* [THE REQUEST]: Print every record below exactly as written.

Stored entries:
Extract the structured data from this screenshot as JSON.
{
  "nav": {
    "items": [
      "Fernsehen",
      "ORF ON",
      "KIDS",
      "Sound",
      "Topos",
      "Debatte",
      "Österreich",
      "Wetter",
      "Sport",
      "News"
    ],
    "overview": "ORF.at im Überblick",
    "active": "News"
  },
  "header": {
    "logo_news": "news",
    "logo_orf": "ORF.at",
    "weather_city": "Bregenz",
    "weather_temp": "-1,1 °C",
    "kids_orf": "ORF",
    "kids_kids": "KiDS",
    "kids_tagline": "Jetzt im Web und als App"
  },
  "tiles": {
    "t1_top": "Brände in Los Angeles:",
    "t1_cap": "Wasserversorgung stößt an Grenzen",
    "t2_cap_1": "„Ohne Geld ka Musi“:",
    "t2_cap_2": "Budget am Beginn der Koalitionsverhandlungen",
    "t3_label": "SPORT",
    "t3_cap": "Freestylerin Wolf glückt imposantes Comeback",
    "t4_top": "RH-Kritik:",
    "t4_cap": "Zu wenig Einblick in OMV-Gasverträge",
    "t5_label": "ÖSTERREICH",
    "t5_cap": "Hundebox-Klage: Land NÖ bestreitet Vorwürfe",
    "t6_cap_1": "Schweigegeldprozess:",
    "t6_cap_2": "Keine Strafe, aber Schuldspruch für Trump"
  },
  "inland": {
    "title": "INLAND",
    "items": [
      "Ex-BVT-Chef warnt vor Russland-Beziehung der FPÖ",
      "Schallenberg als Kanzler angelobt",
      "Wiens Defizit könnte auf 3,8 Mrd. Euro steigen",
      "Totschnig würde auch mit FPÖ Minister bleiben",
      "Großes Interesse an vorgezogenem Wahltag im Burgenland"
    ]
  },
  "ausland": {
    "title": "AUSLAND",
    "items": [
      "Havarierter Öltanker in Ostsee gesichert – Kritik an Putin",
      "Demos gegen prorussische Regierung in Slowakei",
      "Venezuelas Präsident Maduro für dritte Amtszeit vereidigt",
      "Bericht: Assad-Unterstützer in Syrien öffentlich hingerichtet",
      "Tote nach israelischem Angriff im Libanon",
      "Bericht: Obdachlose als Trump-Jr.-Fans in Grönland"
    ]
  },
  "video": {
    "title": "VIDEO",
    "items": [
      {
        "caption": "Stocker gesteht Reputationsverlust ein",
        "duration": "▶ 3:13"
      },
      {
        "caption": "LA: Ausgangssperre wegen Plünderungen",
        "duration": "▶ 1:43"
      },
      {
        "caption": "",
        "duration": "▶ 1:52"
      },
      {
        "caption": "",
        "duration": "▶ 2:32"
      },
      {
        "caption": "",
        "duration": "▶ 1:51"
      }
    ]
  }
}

* [TASK SOLUTION]:
Extract the structured data from this screenshot as JSON.
{
  "nav": {
    "items": [
      "Fernsehen",
      "ORF ON",
      "KIDS",
      "Sound",
      "Topos",
      "Debatte",
      "Österreich",
      "Wetter",
      "Sport",
      "News"
    ],
    "overview": "ORF.at im Überblick",
    "active": "News"
  },
  "header": {
    "logo_news": "news",
    "logo_orf": "ORF.at",
    "weather_city": "Bregenz",
    "weather_temp": "-1,1 °C",
    "kids_orf": "ORF",
    "kids_kids": "KiDS",
    "kids_tagline": "Jetzt im Web und als App"
  },
  "tiles": {
    "t1_top": "Brände in Los Angeles:",
    "t1_cap": "Wasserversorgung stößt an Grenzen",
    "t2_cap_1": "„Ohne Geld ka Musi“:",
    "t2_cap_2": "Budget am Beginn der Koalitionsverhandlungen",
    "t3_label": "SPORT",
    "t3_cap": "Freestylerin Wolf glückt imposantes Comeback",
    "t4_top": "RH-Kritik:",
    "t4_cap": "Zu wenig Einblick in OMV-Gasverträge",
    "t5_label": "ÖSTERREICH",
    "t5_cap": "Hundebox-Klage: Land NÖ bestreitet Vorwürfe",
    "t6_cap_1": "Schweigegeldprozess:",
    "t6_cap_2": "Keine Strafe, aber Schuldspruch für Trump"
  },
  "inland": {
    "title": "INLAND",
    "items": [
      "Ex-BVT-Chef warnt vor Russland-Beziehung der FPÖ",
      "Schallenberg als Kanzler angelobt",
      "Wiens Defizit könnte auf 3,8 Mrd. Euro steigen",
      "Totschnig würde auch mit FPÖ Minister bleiben",
      "Großes Interesse an vorgezogenem Wahltag im Burgenland"
    ]
  },
  "ausland": {
    "title": "AUSLAND",
    "items": [
      "Havarierter Öltanker in Ostsee gesichert – Kritik an Putin",
      "Demos gegen prorussische Regierung in Slowakei",
      "Venezuelas Präsident Maduro für dritte Amtszeit vereidigt",
      "Bericht: Assad-Unterstützer in Syrien öffentlich hingerichtet",
      "Tote nach israelischem Angriff im Libanon",
      "Bericht: Obdachlose als Trump-Jr.-Fans in Grönland"
    ]
  },
  "video": {
    "title": "VIDEO",
    "items": [
      {
        "caption": "Stocker gesteht Reputationsverlust ein",
        "duration": "▶ 3:13"
      },
      {
        "caption": "LA: Ausgangssperre wegen Plünderungen",
        "duration": "▶ 1:43"
      },
      {
        "caption": "",
        "duration": "▶ 1:52"
      },
      {
        "caption": "",
        "duration": "▶ 2:32"
      },
      {
        "caption": "",
        "duration": "▶ 1:51"
      }
    ]
  }
}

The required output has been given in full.